:: SET PROBLEM ::
Copy out every line in the entries below that includes "object".

:: ENTRIES PROVIDED ::
○ ○ ○ ○ ○ ○ ○
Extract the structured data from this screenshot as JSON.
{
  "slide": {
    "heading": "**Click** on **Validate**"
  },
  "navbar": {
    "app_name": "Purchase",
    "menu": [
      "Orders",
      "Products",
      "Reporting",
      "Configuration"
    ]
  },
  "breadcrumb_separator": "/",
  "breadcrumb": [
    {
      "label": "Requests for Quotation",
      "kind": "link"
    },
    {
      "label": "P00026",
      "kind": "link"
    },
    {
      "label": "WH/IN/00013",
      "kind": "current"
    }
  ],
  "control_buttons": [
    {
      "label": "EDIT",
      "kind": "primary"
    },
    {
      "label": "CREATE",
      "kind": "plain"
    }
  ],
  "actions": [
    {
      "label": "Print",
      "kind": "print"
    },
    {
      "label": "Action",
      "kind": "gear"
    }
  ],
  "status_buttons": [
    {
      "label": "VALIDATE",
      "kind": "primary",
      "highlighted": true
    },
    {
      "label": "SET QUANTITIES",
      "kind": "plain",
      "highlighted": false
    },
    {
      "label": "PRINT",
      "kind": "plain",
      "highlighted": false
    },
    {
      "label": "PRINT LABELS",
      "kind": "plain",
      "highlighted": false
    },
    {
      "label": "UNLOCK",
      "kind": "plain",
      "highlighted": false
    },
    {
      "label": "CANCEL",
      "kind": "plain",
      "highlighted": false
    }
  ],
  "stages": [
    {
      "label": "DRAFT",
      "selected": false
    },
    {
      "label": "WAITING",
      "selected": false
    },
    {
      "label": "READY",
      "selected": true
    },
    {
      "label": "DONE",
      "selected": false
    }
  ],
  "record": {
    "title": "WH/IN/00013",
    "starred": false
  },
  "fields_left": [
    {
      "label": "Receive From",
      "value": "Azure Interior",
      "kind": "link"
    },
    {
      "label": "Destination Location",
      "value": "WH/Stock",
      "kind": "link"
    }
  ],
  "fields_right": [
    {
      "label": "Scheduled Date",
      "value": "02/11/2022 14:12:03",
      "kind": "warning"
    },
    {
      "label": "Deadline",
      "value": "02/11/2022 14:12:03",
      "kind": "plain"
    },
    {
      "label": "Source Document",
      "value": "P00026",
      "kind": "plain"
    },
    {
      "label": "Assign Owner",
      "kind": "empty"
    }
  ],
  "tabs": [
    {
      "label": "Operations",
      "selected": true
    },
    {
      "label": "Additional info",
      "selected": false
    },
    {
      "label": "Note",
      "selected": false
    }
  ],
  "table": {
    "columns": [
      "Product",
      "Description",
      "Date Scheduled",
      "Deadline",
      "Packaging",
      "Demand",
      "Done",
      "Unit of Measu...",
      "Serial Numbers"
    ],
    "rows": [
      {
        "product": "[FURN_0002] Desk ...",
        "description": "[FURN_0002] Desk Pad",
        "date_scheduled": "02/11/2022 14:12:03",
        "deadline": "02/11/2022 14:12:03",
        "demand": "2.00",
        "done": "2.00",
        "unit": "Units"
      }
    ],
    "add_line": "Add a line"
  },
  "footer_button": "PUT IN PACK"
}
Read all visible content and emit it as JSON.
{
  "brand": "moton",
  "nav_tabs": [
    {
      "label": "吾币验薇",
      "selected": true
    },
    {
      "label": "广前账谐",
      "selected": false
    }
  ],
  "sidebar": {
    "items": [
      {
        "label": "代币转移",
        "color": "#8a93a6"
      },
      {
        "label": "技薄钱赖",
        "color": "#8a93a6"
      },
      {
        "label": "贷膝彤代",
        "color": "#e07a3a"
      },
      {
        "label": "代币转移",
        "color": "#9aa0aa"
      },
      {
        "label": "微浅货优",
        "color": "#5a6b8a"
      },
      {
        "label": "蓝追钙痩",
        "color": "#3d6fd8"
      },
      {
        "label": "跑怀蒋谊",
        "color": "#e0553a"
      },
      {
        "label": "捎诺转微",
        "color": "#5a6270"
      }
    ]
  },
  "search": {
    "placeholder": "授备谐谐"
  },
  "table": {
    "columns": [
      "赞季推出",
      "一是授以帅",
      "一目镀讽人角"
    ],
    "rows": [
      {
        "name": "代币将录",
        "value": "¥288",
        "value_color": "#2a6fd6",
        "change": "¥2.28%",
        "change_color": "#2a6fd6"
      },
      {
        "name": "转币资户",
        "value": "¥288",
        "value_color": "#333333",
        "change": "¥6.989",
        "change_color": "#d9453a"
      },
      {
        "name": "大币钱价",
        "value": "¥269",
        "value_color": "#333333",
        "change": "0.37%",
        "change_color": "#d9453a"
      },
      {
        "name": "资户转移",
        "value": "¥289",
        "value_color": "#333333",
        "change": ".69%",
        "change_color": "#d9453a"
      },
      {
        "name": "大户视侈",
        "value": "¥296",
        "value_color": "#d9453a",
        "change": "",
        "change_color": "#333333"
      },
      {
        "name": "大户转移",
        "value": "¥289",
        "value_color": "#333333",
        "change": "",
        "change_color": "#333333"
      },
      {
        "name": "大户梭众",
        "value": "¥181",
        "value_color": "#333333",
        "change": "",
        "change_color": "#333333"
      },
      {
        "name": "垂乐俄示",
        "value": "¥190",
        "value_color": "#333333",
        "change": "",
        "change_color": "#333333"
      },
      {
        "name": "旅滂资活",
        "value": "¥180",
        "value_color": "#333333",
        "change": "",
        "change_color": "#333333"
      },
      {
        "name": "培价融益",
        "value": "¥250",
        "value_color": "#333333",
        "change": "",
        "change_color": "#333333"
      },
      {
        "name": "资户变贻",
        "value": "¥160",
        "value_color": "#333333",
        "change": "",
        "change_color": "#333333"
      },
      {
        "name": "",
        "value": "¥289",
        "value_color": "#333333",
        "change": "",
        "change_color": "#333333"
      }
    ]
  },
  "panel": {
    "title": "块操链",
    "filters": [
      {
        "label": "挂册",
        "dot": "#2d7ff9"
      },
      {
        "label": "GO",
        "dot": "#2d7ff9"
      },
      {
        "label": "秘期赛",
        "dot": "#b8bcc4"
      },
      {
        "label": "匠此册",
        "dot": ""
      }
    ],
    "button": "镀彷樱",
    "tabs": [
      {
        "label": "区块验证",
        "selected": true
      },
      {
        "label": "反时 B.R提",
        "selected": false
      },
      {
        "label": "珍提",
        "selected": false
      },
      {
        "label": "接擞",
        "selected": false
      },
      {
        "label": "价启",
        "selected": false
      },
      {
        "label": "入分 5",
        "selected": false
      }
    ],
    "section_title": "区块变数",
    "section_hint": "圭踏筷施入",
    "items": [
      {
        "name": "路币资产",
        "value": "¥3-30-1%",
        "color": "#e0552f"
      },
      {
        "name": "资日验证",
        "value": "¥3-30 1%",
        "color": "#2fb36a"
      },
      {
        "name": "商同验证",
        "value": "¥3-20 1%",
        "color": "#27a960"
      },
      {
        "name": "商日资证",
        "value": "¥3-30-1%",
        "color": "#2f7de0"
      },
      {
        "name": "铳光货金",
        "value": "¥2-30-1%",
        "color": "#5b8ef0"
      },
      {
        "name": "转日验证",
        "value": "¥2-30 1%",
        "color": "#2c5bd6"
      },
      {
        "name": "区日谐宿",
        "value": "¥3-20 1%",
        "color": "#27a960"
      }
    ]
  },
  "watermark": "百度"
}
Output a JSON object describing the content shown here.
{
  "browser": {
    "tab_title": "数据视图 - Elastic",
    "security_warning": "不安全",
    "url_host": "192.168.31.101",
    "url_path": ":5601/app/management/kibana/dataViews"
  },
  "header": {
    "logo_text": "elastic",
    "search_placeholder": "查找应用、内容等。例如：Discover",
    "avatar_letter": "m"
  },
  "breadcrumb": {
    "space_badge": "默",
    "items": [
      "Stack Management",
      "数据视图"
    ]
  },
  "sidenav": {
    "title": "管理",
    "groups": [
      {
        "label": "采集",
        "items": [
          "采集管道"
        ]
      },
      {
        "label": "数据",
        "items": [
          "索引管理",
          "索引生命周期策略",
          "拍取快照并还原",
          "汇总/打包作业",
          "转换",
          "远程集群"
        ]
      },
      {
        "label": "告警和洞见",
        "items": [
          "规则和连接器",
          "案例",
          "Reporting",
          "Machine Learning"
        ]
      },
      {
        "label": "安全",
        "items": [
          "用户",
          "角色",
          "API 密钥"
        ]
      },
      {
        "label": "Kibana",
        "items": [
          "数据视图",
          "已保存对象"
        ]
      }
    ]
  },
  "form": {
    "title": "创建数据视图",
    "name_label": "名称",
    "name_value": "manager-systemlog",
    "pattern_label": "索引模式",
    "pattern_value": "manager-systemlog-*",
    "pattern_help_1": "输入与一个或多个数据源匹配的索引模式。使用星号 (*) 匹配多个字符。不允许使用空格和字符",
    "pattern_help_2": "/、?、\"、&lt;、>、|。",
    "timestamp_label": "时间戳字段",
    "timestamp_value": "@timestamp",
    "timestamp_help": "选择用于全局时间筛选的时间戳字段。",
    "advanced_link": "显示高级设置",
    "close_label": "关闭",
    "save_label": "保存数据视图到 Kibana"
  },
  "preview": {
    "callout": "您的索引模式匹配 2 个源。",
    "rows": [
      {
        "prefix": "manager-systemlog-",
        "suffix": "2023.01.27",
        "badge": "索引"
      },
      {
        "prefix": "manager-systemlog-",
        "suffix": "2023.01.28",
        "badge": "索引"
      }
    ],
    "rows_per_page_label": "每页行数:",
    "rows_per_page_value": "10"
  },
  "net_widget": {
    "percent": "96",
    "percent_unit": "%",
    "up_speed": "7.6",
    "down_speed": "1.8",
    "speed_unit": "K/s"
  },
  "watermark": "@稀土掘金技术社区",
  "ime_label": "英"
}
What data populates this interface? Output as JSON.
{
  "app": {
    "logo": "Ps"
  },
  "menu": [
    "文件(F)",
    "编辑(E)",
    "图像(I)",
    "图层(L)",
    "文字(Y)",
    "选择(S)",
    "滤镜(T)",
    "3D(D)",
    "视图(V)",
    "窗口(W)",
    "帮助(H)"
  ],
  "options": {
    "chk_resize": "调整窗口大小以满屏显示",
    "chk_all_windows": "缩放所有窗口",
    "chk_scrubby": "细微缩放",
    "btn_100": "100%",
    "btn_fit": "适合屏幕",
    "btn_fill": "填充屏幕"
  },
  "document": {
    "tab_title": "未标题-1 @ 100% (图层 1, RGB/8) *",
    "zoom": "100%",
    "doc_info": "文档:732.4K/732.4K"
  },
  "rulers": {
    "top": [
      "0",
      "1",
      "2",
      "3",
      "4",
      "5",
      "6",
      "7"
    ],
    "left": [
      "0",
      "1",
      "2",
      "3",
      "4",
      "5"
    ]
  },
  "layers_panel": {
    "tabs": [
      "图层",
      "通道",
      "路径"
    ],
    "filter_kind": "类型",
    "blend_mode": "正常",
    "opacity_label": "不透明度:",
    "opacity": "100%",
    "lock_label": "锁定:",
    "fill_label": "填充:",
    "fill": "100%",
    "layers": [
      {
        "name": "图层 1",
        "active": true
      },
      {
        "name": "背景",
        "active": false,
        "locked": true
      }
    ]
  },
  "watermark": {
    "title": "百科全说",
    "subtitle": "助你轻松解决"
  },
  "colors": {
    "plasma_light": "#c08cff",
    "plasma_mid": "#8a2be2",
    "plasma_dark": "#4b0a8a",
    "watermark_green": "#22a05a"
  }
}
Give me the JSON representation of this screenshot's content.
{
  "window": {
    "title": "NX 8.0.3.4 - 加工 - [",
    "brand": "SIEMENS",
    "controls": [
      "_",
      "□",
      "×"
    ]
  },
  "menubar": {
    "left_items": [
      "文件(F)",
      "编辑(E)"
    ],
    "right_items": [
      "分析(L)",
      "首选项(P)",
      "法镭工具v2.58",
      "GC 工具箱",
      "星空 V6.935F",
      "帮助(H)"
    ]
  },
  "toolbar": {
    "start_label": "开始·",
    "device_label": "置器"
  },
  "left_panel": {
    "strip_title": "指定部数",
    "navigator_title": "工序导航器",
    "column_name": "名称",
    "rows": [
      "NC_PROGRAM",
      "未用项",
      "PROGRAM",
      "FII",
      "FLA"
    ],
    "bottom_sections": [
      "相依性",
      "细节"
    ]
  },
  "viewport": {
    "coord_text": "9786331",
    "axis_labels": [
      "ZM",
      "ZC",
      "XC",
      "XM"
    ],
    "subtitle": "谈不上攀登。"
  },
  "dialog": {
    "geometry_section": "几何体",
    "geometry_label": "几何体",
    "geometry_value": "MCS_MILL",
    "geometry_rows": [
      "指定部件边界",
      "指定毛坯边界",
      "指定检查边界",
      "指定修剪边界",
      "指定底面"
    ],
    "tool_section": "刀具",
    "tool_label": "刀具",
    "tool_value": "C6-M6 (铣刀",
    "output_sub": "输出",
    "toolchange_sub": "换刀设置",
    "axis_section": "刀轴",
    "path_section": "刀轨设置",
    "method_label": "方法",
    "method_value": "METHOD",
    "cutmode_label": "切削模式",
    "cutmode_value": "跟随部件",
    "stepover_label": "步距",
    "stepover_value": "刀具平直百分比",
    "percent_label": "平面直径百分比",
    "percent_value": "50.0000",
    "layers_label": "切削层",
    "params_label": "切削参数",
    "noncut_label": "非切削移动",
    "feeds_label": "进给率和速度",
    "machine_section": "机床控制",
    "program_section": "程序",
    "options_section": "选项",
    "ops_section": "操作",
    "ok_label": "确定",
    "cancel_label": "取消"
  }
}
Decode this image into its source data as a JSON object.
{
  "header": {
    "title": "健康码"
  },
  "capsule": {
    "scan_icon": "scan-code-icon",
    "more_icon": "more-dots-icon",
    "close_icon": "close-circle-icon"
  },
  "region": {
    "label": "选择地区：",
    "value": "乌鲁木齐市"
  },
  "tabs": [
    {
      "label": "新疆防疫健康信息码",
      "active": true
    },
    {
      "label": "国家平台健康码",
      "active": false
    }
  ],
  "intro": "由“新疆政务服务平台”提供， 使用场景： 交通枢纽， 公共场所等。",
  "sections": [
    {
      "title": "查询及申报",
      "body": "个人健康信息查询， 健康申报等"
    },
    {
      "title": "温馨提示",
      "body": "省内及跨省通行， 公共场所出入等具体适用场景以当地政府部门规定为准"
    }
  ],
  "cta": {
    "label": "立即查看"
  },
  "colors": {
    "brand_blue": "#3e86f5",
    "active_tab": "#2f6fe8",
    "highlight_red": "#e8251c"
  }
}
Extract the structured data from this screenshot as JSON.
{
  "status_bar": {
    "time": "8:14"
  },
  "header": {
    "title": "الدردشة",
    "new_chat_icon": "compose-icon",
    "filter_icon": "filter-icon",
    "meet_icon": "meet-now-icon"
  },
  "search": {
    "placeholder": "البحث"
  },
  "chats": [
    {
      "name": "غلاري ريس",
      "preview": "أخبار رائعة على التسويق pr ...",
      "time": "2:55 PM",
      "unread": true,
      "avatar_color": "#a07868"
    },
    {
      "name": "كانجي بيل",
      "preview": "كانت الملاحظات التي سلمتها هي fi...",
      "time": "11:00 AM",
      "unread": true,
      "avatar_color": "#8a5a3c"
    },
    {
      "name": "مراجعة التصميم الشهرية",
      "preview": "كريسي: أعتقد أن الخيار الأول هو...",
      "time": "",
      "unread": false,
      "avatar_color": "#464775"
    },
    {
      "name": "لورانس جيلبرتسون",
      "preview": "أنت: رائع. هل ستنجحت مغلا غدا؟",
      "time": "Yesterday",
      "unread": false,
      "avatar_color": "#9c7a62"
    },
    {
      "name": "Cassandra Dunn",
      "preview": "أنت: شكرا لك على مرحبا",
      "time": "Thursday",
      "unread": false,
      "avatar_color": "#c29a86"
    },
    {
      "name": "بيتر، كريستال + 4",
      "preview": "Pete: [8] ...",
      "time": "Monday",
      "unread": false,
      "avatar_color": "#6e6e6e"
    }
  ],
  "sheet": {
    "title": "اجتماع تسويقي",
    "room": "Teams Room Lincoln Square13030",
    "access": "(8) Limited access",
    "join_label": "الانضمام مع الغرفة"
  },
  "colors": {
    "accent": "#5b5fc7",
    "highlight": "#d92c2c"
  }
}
○ ○ ○ ○ ○ ○ ○
:: RESPONSE TO THE EXERCISE ::
Output a JSON object describing the content shown here.
Decode this image into its source data as a JSON object.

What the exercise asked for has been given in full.